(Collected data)
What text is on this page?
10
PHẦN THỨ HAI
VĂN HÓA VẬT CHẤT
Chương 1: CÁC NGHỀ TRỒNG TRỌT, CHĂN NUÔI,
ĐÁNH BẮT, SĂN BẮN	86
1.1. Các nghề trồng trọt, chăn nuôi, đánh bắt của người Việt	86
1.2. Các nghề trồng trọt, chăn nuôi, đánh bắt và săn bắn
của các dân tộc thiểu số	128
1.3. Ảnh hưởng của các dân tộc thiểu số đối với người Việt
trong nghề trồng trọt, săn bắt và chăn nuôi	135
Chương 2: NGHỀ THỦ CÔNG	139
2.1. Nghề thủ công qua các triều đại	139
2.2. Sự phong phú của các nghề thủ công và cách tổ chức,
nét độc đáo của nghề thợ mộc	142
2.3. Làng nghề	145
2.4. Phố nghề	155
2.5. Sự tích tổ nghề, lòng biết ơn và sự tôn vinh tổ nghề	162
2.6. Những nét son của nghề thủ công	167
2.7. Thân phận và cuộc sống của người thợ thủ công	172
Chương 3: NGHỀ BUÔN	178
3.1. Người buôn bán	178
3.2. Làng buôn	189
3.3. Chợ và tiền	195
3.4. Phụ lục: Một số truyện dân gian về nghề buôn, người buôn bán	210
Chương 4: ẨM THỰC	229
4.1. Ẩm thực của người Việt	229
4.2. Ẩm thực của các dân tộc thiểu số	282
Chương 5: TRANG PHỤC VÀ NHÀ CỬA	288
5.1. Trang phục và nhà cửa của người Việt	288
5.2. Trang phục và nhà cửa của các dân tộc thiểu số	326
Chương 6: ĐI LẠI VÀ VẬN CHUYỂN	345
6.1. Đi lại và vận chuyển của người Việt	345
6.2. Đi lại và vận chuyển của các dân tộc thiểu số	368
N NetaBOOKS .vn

▶ **Problem to solve**
Each line of the material must be restated exactly.

▶ **Answer for this exercise**
What text is on this page?
10
PHẦN THỨ HAI
VĂN HÓA VẬT CHẤT
Chương 1: CÁC NGHỀ TRỒNG TRỌT, CHĂN NUÔI,
ĐÁNH BẮT, SĂN BẮN	86
1.1. Các nghề trồng trọt, chăn nuôi, đánh bắt của người Việt	86
1.2. Các nghề trồng trọt, chăn nuôi, đánh bắt và săn bắn
của các dân tộc thiểu số	128
1.3. Ảnh hưởng của các dân tộc thiểu số đối với người Việt
trong nghề trồng trọt, săn bắt và chăn nuôi	135
Chương 2: NGHỀ THỦ CÔNG	139
2.1. Nghề thủ công qua các triều đại	139
2.2. Sự phong phú của các nghề thủ công và cách tổ chức,
nét độc đáo của nghề thợ mộc	142
2.3. Làng nghề	145
2.4. Phố nghề	155
2.5. Sự tích tổ nghề, lòng biết ơn và sự tôn vinh tổ nghề	162
2.6. Những nét son của nghề thủ công	167
2.7. Thân phận và cuộc sống của người thợ thủ công	172
Chương 3: NGHỀ BUÔN	178
3.1. Người buôn bán	178
3.2. Làng buôn	189
3.3. Chợ và tiền	195
3.4. Phụ lục: Một số truyện dân gian về nghề buôn, người buôn bán	210
Chương 4: ẨM THỰC	229
4.1. Ẩm thực của người Việt	229
4.2. Ẩm thực của các dân tộc thiểu số	282
Chương 5: TRANG PHỤC VÀ NHÀ CỬA	288
5.1. Trang phục và nhà cửa của người Việt	288
5.2. Trang phục và nhà cửa của các dân tộc thiểu số	326
Chương 6: ĐI LẠI VÀ VẬN CHUYỂN	345
6.1. Đi lại và vận chuyển của người Việt	345
6.2. Đi lại và vận chuyển của các dân tộc thiểu số	368
N NetaBOOKS .vn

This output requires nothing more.